[Saved data entries]
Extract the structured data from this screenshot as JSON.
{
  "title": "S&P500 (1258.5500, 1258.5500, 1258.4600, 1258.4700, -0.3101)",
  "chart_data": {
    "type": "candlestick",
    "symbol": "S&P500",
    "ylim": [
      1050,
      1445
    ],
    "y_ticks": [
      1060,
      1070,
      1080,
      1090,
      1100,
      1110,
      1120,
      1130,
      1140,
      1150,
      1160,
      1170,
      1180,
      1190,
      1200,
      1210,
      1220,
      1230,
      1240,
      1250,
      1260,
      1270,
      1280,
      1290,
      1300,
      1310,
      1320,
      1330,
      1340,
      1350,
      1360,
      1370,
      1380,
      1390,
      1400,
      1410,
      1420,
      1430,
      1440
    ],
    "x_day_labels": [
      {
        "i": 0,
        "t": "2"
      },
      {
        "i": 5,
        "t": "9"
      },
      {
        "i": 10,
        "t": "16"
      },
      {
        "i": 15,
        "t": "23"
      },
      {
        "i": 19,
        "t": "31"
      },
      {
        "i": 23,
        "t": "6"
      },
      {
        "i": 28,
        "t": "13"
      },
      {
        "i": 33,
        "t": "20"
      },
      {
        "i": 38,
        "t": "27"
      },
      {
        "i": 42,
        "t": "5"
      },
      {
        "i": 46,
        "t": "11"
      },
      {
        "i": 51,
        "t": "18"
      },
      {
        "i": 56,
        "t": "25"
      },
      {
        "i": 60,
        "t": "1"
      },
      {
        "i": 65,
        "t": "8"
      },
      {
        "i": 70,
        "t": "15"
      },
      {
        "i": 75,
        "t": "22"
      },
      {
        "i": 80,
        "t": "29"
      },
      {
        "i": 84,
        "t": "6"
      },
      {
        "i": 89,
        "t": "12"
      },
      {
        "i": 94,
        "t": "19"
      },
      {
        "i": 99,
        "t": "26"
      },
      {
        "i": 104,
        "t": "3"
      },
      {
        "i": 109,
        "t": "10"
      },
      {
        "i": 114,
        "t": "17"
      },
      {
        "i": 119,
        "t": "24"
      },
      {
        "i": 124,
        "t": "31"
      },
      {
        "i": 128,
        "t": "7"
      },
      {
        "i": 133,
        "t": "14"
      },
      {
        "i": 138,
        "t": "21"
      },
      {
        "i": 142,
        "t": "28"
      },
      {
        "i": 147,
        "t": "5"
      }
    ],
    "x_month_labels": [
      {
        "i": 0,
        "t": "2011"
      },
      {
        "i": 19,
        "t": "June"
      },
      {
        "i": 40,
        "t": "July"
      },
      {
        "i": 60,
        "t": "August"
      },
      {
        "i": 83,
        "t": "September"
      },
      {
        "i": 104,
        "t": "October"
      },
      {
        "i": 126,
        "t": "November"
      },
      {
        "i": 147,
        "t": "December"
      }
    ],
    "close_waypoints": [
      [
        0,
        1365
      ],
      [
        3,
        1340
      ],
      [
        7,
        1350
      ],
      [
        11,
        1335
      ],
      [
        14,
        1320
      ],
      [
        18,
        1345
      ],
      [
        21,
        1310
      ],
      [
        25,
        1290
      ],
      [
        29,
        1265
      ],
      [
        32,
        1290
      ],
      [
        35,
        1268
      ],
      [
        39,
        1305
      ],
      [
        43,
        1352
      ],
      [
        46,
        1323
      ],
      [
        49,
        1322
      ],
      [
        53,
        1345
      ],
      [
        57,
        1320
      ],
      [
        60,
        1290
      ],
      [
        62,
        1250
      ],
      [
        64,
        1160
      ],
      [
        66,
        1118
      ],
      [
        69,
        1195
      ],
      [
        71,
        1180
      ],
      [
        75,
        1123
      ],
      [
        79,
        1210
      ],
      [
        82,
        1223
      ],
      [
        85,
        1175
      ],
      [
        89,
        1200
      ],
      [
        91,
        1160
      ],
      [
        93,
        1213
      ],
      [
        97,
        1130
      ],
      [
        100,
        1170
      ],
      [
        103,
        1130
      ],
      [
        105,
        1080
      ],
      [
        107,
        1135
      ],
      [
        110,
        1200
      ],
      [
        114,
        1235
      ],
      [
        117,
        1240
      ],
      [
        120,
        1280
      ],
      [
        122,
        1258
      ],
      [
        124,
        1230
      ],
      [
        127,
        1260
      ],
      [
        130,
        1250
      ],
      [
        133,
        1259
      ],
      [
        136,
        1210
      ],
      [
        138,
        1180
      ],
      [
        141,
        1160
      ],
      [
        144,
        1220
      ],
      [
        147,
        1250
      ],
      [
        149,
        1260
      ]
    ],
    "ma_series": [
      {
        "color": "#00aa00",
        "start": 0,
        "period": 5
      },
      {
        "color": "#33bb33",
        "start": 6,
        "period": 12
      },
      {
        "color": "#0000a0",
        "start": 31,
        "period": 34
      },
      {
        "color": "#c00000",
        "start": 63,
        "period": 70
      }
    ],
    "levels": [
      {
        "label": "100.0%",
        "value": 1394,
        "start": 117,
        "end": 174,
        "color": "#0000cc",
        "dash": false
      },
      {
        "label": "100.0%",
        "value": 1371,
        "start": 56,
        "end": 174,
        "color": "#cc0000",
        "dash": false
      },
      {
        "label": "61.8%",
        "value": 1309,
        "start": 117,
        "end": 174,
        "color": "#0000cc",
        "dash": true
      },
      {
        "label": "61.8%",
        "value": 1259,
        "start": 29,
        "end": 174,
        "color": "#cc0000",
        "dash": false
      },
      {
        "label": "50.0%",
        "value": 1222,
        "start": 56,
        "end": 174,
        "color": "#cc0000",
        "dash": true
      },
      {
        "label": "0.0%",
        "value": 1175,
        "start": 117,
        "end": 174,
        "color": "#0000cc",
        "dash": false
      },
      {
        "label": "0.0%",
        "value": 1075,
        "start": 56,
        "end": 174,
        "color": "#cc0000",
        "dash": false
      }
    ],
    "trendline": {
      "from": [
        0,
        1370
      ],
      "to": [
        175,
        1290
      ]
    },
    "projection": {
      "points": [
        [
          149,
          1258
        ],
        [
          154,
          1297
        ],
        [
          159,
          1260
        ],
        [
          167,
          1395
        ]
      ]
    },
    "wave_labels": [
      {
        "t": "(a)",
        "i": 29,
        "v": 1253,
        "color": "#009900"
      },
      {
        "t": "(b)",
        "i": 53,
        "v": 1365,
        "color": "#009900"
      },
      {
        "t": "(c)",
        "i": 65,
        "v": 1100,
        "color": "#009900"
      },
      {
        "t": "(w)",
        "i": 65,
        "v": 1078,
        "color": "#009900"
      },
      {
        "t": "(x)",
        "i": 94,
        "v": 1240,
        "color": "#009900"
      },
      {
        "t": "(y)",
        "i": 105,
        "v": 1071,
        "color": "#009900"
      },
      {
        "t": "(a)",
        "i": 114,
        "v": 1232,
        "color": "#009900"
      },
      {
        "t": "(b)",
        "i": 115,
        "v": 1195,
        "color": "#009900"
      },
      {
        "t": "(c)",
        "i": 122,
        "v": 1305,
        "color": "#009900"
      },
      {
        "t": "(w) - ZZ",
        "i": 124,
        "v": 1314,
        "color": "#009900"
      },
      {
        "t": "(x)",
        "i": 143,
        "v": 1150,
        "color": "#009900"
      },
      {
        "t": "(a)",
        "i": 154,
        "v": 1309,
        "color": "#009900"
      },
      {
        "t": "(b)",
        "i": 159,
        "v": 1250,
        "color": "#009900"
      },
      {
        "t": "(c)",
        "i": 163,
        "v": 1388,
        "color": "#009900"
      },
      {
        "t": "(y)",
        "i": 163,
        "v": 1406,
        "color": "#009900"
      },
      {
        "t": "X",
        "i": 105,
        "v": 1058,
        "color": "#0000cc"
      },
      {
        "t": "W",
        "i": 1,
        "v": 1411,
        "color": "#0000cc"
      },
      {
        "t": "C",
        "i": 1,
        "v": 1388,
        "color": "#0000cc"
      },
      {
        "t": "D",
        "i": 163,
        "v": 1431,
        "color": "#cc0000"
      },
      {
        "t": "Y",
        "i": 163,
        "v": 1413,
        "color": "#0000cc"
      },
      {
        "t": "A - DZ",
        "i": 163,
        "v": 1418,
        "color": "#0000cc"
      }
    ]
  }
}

» **Description of the task**
Go through the data and count each line that has the word "period", then give the total alone.

» **Exercise result**
4